## RECORDS SUPPLIED

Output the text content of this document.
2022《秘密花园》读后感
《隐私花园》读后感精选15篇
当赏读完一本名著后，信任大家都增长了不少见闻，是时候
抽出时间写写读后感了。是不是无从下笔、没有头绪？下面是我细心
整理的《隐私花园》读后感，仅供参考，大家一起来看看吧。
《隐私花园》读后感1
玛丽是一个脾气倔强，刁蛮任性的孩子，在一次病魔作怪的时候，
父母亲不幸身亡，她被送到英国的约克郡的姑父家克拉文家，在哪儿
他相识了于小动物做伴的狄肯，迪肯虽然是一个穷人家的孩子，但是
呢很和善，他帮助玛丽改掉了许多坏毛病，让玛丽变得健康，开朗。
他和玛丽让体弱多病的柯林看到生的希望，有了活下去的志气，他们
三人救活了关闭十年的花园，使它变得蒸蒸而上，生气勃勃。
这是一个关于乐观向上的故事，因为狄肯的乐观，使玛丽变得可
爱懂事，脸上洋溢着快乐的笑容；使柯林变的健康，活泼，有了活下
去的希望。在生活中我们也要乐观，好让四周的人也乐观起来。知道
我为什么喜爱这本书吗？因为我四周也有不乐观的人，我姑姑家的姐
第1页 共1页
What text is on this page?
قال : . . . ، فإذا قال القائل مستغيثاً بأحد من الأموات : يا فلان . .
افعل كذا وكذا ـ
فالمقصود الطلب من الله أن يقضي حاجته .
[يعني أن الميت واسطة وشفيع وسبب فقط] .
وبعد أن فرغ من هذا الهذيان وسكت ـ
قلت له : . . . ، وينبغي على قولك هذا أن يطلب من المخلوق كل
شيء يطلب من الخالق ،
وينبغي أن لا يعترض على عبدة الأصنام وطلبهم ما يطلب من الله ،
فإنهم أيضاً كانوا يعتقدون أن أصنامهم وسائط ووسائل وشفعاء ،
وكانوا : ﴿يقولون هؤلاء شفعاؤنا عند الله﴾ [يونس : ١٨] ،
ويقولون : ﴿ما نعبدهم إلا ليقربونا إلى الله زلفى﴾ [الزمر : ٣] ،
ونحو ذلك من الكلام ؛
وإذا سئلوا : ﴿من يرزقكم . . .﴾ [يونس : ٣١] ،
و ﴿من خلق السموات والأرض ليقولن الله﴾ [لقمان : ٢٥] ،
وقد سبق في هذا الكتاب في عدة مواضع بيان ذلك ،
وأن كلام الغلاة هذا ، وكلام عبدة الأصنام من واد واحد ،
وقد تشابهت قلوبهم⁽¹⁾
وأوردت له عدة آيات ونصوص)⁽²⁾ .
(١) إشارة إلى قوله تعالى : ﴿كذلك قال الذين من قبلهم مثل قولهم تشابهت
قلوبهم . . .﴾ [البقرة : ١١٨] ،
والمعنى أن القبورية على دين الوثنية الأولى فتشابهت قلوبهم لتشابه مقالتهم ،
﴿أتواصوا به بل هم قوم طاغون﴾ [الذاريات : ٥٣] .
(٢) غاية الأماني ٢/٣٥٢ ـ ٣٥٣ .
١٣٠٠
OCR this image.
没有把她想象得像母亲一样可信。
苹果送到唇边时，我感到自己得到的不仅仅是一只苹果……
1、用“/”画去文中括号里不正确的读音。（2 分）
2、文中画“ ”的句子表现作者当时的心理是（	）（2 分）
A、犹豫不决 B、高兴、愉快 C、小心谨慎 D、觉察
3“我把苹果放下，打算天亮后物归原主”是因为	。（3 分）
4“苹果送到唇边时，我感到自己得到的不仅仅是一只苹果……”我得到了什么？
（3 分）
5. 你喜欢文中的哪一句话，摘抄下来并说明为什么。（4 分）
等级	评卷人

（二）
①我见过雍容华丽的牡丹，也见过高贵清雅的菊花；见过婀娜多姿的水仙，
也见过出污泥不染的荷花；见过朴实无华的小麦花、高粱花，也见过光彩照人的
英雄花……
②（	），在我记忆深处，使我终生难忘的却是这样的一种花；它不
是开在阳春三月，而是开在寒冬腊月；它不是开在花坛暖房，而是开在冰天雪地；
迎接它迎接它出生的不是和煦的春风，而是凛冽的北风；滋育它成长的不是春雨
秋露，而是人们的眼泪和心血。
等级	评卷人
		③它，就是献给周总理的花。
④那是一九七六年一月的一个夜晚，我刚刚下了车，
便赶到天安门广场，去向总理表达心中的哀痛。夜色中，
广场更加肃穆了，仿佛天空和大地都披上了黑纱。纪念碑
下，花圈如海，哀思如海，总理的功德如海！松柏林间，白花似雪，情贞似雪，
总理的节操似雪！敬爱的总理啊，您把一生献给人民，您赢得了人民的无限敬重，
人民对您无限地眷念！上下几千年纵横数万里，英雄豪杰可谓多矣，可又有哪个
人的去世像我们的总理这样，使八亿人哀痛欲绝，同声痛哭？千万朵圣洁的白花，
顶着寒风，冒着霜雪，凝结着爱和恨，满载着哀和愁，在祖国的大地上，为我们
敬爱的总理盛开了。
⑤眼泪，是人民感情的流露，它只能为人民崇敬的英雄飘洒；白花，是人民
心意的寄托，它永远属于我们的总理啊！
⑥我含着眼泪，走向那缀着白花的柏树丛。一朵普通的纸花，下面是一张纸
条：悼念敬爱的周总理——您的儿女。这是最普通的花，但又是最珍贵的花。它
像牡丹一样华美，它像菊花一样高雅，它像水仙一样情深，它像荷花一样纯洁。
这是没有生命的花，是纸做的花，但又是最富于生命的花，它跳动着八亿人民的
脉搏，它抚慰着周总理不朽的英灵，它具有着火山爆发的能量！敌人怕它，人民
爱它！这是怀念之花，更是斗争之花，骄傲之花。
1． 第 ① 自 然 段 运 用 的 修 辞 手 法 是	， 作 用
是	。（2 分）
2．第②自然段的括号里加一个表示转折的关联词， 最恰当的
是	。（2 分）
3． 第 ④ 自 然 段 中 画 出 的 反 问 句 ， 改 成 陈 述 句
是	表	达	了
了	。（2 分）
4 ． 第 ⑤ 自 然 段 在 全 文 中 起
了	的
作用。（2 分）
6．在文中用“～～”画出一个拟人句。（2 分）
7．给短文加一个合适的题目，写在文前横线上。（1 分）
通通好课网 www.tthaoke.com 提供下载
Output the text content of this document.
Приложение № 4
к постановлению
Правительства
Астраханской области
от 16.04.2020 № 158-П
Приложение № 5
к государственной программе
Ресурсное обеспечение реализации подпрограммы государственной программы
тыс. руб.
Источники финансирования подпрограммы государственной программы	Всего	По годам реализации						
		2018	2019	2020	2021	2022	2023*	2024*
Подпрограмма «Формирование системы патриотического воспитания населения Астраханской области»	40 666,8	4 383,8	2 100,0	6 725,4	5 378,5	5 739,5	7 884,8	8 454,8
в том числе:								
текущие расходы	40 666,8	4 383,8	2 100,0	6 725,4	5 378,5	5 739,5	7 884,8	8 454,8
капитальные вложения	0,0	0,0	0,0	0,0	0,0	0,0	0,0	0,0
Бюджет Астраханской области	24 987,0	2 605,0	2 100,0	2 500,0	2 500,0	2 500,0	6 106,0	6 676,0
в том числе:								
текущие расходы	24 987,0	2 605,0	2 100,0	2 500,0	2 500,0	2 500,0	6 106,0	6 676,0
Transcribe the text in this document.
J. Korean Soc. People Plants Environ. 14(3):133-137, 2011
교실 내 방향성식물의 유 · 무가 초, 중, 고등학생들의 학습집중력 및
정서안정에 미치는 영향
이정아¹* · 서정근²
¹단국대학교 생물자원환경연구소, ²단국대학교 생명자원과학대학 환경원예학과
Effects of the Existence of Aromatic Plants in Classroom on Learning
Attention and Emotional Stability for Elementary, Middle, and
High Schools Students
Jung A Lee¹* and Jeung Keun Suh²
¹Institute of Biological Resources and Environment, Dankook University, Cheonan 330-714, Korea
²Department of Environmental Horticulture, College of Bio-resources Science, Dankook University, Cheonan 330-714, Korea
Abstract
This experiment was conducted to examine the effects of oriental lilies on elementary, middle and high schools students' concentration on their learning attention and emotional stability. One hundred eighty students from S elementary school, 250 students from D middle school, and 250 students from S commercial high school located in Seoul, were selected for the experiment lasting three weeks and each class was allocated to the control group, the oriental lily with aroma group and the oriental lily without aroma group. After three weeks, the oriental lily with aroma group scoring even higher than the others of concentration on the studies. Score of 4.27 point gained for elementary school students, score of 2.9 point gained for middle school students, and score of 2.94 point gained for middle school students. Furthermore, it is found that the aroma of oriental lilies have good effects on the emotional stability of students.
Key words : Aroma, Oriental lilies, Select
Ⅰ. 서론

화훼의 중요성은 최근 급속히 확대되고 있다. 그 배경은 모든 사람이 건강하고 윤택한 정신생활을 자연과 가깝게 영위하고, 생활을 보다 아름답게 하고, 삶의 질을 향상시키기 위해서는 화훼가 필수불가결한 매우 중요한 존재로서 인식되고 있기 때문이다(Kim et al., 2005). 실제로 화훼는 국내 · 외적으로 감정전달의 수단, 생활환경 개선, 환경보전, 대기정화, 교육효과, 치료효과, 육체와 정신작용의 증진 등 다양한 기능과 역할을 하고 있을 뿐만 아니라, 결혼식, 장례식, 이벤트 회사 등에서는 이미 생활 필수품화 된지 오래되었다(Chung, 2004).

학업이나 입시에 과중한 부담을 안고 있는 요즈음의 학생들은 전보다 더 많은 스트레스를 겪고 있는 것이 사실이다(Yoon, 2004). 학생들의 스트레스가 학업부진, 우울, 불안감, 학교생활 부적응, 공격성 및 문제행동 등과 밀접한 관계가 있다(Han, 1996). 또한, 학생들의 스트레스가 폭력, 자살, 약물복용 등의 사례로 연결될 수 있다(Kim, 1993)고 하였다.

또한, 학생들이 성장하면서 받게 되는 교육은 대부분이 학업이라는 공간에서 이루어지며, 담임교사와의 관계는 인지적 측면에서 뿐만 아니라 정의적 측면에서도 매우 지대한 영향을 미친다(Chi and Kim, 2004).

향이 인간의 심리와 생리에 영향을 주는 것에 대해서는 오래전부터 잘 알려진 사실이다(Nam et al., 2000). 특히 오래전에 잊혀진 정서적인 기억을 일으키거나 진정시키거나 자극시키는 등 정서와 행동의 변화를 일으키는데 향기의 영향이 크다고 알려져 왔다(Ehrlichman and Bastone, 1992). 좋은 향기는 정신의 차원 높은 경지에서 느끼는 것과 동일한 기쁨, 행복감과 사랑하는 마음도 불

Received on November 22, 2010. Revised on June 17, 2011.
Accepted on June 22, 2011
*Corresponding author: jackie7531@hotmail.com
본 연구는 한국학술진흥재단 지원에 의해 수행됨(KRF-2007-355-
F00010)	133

## INSTRUCTIONS TO FOLLOW
In the records above, locate the lines holding the word "June". Copy each of them.

## ANSWER BELOW
Received on November 22, 2010. Revised on June 17, 2011.
Accepted on June 22, 2011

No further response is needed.